— BEGIN THE RECORDS —
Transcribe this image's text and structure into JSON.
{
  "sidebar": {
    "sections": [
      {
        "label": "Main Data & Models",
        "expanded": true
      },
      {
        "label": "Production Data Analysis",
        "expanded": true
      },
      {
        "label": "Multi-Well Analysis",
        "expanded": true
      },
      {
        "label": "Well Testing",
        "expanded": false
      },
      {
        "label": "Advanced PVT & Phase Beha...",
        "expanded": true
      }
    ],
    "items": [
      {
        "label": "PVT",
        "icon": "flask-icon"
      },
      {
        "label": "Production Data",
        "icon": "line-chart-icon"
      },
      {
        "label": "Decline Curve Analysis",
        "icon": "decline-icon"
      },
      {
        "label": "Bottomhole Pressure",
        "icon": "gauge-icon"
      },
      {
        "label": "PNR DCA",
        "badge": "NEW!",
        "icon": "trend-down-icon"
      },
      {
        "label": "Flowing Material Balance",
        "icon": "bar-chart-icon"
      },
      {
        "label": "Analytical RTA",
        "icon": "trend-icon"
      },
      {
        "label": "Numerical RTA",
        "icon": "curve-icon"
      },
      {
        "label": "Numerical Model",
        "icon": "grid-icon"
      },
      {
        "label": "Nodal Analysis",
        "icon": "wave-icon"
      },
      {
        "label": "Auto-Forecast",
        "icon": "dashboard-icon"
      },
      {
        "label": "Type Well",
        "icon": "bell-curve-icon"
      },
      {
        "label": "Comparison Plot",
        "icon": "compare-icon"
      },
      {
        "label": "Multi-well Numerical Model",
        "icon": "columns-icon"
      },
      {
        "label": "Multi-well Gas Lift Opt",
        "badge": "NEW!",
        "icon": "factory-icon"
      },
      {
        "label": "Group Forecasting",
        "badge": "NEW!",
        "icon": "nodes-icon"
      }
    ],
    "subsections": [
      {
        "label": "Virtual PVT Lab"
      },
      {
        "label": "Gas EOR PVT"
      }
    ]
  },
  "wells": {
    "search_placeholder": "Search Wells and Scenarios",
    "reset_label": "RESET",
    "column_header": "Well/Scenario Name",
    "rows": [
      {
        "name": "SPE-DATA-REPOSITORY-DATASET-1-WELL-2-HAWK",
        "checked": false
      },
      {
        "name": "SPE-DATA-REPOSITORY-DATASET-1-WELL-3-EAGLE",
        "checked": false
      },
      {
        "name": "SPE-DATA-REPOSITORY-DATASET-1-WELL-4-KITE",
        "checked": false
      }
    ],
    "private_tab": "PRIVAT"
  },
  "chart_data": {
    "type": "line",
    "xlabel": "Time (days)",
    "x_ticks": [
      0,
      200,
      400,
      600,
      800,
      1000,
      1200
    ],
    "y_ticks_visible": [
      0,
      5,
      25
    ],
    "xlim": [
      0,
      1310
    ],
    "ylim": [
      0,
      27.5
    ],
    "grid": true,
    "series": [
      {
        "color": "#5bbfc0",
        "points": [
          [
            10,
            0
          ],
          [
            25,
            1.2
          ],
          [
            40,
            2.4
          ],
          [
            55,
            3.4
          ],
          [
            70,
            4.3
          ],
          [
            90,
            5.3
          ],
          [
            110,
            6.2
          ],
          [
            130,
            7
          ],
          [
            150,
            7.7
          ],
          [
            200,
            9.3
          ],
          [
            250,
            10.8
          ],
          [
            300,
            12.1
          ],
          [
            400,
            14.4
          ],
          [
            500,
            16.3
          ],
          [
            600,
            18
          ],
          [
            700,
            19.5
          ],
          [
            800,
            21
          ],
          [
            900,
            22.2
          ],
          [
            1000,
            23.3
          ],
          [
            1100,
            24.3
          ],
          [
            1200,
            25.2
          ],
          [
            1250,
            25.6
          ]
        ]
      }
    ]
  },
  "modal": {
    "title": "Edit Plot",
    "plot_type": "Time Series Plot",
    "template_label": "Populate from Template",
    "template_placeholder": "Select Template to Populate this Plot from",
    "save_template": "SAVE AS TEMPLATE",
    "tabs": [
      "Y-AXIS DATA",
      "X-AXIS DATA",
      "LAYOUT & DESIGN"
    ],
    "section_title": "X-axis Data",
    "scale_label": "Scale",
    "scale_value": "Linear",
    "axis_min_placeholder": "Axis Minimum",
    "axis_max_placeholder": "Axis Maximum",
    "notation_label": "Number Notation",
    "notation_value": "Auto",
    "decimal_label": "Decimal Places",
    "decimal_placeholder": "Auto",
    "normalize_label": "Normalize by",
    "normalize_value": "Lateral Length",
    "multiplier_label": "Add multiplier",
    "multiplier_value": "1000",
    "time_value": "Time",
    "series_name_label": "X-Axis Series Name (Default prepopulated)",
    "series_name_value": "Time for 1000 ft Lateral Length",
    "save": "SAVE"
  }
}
— END THE RECORDS —
▶ _PROMPT_
Every entry in the listing must be retyped exactly.

▶ _TASK OUTPUT_
Transcribe this image's text and structure into JSON.
{
  "sidebar": {
    "sections": [
      {
        "label": "Main Data & Models",
        "expanded": true
      },
      {
        "label": "Production Data Analysis",
        "expanded": true
      },
      {
        "label": "Multi-Well Analysis",
        "expanded": true
      },
      {
        "label": "Well Testing",
        "expanded": false
      },
      {
        "label": "Advanced PVT & Phase Beha...",
        "expanded": true
      }
    ],
    "items": [
      {
        "label": "PVT",
        "icon": "flask-icon"
      },
      {
        "label": "Production Data",
        "icon": "line-chart-icon"
      },
      {
        "label": "Decline Curve Analysis",
        "icon": "decline-icon"
      },
      {
        "label": "Bottomhole Pressure",
        "icon": "gauge-icon"
      },
      {
        "label": "PNR DCA",
        "badge": "NEW!",
        "icon": "trend-down-icon"
      },
      {
        "label": "Flowing Material Balance",
        "icon": "bar-chart-icon"
      },
      {
        "label": "Analytical RTA",
        "icon": "trend-icon"
      },
      {
        "label": "Numerical RTA",
        "icon": "curve-icon"
      },
      {
        "label": "Numerical Model",
        "icon": "grid-icon"
      },
      {
        "label": "Nodal Analysis",
        "icon": "wave-icon"
      },
      {
        "label": "Auto-Forecast",
        "icon": "dashboard-icon"
      },
      {
        "label": "Type Well",
        "icon": "bell-curve-icon"
      },
      {
        "label": "Comparison Plot",
        "icon": "compare-icon"
      },
      {
        "label": "Multi-well Numerical Model",
        "icon": "columns-icon"
      },
      {
        "label": "Multi-well Gas Lift Opt",
        "badge": "NEW!",
        "icon": "factory-icon"
      },
      {
        "label": "Group Forecasting",
        "badge": "NEW!",
        "icon": "nodes-icon"
      }
    ],
    "subsections": [
      {
        "label": "Virtual PVT Lab"
      },
      {
        "label": "Gas EOR PVT"
      }
    ]
  },
  "wells": {
    "search_placeholder": "Search Wells and Scenarios",
    "reset_label": "RESET",
    "column_header": "Well/Scenario Name",
    "rows": [
      {
        "name": "SPE-DATA-REPOSITORY-DATASET-1-WELL-2-HAWK",
        "checked": false
      },
      {
        "name": "SPE-DATA-REPOSITORY-DATASET-1-WELL-3-EAGLE",
        "checked": false
      },
      {
        "name": "SPE-DATA-REPOSITORY-DATASET-1-WELL-4-KITE",
        "checked": false
      }
    ],
    "private_tab": "PRIVAT"
  },
  "chart_data": {
    "type": "line",
    "xlabel": "Time (days)",
    "x_ticks": [
      0,
      200,
      400,
      600,
      800,
      1000,
      1200
    ],
    "y_ticks_visible": [
      0,
      5,
      25
    ],
    "xlim": [
      0,
      1310
    ],
    "ylim": [
      0,
      27.5
    ],
    "grid": true,
    "series": [
      {
        "color": "#5bbfc0",
        "points": [
          [
            10,
            0
          ],
          [
            25,
            1.2
          ],
          [
            40,
            2.4
          ],
          [
            55,
            3.4
          ],
          [
            70,
            4.3
          ],
          [
            90,
            5.3
          ],
          [
            110,
            6.2
          ],
          [
            130,
            7
          ],
          [
            150,
            7.7
          ],
          [
            200,
            9.3
          ],
          [
            250,
            10.8
          ],
          [
            300,
            12.1
          ],
          [
            400,
            14.4
          ],
          [
            500,
            16.3
          ],
          [
            600,
            18
          ],
          [
            700,
            19.5
          ],
          [
            800,
            21
          ],
          [
            900,
            22.2
          ],
          [
            1000,
            23.3
          ],
          [
            1100,
            24.3
          ],
          [
            1200,
            25.2
          ],
          [
            1250,
            25.6
          ]
        ]
      }
    ]
  },
  "modal": {
    "title": "Edit Plot",
    "plot_type": "Time Series Plot",
    "template_label": "Populate from Template",
    "template_placeholder": "Select Template to Populate this Plot from",
    "save_template": "SAVE AS TEMPLATE",
    "tabs": [
      "Y-AXIS DATA",
      "X-AXIS DATA",
      "LAYOUT & DESIGN"
    ],
    "section_title": "X-axis Data",
    "scale_label": "Scale",
    "scale_value": "Linear",
    "axis_min_placeholder": "Axis Minimum",
    "axis_max_placeholder": "Axis Maximum",
    "notation_label": "Number Notation",
    "notation_value": "Auto",
    "decimal_label": "Decimal Places",
    "decimal_placeholder": "Auto",
    "normalize_label": "Normalize by",
    "normalize_value": "Lateral Length",
    "multiplier_label": "Add multiplier",
    "multiplier_value": "1000",
    "time_value": "Time",
    "series_name_label": "X-Axis Series Name (Default prepopulated)",
    "series_name_value": "Time for 1000 ft Lateral Length",
    "save": "SAVE"
  }
}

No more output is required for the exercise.